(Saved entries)
^^^^^^^^
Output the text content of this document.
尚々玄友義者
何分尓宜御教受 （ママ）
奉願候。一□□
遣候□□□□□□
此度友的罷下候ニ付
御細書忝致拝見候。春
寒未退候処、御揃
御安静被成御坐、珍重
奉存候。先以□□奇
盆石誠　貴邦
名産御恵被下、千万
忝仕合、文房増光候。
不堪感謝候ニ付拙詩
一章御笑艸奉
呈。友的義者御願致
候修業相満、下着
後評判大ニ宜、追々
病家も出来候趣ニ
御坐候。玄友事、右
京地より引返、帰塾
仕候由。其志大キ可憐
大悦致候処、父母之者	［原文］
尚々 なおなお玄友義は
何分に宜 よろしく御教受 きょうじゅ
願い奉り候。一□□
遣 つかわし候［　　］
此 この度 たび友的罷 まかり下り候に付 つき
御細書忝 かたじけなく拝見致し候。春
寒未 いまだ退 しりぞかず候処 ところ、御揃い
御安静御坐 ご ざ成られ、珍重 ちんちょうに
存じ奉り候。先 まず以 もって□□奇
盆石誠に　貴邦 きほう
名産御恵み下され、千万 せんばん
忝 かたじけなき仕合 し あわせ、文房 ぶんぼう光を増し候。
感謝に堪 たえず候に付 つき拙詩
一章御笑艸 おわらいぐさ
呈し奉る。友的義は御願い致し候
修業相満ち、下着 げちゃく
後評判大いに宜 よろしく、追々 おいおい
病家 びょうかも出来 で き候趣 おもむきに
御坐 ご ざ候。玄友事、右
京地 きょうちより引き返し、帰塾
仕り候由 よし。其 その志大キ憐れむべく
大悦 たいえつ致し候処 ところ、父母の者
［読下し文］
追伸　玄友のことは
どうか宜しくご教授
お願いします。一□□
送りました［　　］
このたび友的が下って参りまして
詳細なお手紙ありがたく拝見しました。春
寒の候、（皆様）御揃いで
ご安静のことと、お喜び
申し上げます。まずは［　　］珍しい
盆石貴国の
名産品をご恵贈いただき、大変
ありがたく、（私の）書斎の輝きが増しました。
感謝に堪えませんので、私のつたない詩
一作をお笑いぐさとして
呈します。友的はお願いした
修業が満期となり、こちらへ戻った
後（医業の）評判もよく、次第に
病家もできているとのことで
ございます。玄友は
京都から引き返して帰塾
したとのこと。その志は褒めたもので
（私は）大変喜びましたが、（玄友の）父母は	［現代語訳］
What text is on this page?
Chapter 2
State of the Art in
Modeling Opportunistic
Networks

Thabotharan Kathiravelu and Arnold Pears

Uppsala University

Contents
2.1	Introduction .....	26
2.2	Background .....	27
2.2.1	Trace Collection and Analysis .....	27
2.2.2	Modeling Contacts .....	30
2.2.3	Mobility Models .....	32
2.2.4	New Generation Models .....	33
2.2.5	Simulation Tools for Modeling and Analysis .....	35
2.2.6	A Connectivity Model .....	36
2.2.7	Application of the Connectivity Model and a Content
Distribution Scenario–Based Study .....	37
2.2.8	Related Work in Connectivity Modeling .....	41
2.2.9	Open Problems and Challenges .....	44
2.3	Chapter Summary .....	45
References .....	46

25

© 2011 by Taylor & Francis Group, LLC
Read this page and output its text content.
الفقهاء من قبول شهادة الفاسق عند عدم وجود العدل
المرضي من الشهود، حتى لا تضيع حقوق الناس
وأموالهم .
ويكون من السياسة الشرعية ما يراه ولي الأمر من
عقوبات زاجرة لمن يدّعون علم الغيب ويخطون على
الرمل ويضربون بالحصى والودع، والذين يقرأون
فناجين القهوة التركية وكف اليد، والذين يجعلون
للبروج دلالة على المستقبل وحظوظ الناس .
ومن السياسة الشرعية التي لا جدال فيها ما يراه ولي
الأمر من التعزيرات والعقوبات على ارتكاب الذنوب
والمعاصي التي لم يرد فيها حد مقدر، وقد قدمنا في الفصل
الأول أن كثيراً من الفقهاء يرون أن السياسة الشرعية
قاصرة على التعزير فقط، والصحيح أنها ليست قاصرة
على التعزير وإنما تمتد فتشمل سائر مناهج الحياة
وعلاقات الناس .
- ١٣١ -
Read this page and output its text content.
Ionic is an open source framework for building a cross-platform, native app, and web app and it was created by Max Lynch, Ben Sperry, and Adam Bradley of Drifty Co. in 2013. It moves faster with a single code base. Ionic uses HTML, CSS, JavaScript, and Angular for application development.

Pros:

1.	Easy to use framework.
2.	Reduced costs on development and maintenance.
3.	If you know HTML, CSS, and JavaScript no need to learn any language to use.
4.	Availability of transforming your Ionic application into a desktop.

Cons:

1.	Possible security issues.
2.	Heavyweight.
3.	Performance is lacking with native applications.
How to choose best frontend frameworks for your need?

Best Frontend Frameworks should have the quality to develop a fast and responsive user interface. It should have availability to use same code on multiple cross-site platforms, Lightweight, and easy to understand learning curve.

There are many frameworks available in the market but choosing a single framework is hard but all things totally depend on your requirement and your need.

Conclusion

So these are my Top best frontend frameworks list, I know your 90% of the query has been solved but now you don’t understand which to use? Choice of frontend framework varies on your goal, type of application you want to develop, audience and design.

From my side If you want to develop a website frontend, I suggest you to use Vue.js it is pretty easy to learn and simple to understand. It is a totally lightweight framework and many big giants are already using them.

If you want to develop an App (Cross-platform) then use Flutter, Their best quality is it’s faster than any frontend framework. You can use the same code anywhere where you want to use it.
^^^^^^^^
### Work instructions
Find the lines of the material that hold the word "التي" and report their count alone.

### The solution
2